**Aim of the exercise:** In the listing below, find every line containing "center" and copy it out.

**Exercise inputs:**
+---+
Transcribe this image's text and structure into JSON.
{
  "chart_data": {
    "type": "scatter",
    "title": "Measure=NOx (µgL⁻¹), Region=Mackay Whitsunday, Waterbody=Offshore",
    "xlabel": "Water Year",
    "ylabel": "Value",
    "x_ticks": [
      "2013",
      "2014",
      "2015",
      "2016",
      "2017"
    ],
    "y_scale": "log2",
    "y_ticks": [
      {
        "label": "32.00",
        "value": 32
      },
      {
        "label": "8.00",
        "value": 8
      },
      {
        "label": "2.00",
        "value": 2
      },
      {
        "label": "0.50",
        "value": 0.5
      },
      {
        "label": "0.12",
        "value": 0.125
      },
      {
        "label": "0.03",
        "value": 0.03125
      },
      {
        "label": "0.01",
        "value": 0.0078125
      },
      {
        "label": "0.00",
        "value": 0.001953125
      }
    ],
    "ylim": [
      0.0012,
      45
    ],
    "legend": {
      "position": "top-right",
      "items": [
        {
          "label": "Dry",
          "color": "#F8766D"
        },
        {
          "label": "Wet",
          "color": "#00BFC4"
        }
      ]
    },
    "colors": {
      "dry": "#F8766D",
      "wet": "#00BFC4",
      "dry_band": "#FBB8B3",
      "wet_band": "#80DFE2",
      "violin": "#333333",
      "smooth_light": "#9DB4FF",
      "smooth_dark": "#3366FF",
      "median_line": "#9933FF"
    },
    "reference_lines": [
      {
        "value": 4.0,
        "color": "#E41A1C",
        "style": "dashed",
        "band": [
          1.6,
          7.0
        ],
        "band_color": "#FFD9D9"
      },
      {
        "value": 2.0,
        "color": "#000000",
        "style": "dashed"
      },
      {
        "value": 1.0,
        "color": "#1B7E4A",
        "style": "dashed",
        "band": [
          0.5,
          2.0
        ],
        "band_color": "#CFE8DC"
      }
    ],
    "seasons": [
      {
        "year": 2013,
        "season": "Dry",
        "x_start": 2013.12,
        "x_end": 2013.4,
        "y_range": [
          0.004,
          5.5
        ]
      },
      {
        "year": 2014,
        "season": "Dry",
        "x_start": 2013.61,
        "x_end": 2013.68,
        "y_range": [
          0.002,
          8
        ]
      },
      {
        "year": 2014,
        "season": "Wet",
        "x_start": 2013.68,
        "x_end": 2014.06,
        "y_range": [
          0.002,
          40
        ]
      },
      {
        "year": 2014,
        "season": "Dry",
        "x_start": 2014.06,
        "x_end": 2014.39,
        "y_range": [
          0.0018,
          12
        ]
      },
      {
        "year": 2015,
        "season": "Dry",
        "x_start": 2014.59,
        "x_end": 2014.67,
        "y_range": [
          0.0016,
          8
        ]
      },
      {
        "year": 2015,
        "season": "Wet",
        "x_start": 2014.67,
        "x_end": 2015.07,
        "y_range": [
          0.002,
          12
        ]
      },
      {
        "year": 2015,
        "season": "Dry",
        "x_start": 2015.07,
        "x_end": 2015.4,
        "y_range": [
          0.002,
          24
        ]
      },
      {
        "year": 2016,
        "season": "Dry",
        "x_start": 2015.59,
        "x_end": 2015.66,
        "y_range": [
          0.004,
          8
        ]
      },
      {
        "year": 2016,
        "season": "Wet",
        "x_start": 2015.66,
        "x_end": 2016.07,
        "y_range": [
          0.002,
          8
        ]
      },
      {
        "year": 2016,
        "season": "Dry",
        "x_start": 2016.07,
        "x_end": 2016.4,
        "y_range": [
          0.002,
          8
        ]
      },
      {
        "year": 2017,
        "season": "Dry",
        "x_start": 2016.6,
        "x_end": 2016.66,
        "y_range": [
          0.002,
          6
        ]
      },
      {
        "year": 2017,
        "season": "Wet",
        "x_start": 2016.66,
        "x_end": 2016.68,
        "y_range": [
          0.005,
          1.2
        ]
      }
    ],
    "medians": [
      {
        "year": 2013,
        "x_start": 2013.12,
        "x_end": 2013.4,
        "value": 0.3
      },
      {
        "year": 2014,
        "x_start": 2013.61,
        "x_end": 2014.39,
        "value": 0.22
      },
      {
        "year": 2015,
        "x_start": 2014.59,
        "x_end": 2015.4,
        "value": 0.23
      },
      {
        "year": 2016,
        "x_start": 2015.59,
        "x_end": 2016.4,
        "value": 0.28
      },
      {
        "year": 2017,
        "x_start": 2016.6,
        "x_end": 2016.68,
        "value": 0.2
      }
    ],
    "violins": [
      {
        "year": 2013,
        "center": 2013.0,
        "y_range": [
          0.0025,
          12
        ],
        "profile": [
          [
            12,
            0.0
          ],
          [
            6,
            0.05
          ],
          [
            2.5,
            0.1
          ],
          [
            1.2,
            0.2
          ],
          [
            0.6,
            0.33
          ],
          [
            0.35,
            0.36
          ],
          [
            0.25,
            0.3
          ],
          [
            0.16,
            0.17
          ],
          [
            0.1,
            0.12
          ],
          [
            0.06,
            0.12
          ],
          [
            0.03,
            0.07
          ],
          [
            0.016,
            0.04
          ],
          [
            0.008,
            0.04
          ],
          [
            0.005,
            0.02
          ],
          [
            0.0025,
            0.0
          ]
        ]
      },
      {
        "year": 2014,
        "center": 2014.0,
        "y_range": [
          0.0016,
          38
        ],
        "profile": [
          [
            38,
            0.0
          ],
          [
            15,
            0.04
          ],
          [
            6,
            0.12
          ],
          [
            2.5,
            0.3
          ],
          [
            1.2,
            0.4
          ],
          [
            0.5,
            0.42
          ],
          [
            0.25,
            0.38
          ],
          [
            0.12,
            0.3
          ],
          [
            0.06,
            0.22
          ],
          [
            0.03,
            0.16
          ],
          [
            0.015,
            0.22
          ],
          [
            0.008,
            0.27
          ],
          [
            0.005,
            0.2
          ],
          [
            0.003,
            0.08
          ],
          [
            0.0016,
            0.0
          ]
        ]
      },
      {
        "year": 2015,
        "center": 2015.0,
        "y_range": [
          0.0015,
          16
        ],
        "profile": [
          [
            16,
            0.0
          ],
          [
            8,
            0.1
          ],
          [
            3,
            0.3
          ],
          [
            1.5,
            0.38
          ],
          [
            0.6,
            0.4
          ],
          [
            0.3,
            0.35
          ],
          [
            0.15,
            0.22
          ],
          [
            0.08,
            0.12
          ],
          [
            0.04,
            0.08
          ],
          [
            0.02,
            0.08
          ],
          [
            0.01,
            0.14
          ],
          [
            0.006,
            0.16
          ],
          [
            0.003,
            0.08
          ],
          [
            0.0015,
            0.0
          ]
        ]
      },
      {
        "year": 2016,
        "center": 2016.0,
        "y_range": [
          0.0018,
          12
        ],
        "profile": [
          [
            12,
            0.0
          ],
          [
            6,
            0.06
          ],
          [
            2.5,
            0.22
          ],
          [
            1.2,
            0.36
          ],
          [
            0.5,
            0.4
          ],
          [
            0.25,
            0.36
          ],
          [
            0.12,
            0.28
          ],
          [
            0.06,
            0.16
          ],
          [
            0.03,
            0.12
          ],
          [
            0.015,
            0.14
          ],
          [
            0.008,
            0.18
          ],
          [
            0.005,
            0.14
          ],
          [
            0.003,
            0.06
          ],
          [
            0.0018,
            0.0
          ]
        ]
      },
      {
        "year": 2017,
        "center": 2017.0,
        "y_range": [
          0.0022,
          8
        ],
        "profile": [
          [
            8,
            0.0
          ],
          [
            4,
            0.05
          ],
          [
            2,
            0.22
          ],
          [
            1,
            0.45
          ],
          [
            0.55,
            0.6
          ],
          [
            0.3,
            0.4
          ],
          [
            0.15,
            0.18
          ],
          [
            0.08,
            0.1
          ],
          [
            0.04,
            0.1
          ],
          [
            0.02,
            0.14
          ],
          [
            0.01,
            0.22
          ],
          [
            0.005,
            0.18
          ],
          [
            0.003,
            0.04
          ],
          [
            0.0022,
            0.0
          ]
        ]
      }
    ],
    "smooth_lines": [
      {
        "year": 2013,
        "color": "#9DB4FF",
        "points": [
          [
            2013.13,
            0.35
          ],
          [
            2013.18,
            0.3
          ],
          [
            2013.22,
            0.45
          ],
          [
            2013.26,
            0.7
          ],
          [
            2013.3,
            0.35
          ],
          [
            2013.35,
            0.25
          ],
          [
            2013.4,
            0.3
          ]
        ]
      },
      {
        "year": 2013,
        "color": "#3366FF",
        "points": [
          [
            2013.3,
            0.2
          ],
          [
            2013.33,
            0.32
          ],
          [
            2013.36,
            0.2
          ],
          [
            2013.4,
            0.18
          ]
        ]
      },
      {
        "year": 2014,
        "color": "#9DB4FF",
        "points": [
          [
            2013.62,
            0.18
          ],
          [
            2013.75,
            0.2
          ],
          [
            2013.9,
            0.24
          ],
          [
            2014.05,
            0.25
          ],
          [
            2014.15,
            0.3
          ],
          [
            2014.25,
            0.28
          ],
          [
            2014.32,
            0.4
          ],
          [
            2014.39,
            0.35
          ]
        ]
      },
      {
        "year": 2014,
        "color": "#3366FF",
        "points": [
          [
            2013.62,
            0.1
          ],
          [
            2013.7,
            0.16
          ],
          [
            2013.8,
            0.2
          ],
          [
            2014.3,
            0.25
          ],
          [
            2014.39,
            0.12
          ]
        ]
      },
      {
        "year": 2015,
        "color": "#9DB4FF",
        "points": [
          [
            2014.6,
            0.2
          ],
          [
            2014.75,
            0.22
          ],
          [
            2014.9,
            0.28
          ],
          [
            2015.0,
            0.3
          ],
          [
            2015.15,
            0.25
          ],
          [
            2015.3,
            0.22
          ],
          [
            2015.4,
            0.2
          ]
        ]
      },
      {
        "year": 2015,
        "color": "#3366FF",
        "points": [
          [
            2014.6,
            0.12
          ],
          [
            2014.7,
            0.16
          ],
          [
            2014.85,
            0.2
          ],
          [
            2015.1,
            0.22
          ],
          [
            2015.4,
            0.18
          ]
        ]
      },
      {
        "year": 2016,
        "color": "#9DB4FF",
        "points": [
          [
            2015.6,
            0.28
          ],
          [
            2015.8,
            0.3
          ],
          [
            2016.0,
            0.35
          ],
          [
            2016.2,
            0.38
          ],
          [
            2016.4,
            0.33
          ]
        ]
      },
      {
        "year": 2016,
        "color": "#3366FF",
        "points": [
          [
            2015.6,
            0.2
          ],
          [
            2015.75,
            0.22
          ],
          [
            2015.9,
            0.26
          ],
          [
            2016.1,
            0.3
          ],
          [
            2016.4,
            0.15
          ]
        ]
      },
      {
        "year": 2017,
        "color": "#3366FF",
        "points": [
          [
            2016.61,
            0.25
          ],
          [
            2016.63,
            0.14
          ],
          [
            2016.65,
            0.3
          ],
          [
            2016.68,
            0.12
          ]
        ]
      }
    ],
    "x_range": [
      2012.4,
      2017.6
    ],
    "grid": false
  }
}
+---+
**Output below:**
        "center": 2013.0,
        "center": 2014.0,
        "center": 2015.0,
        "center": 2016.0,
        "center": 2017.0,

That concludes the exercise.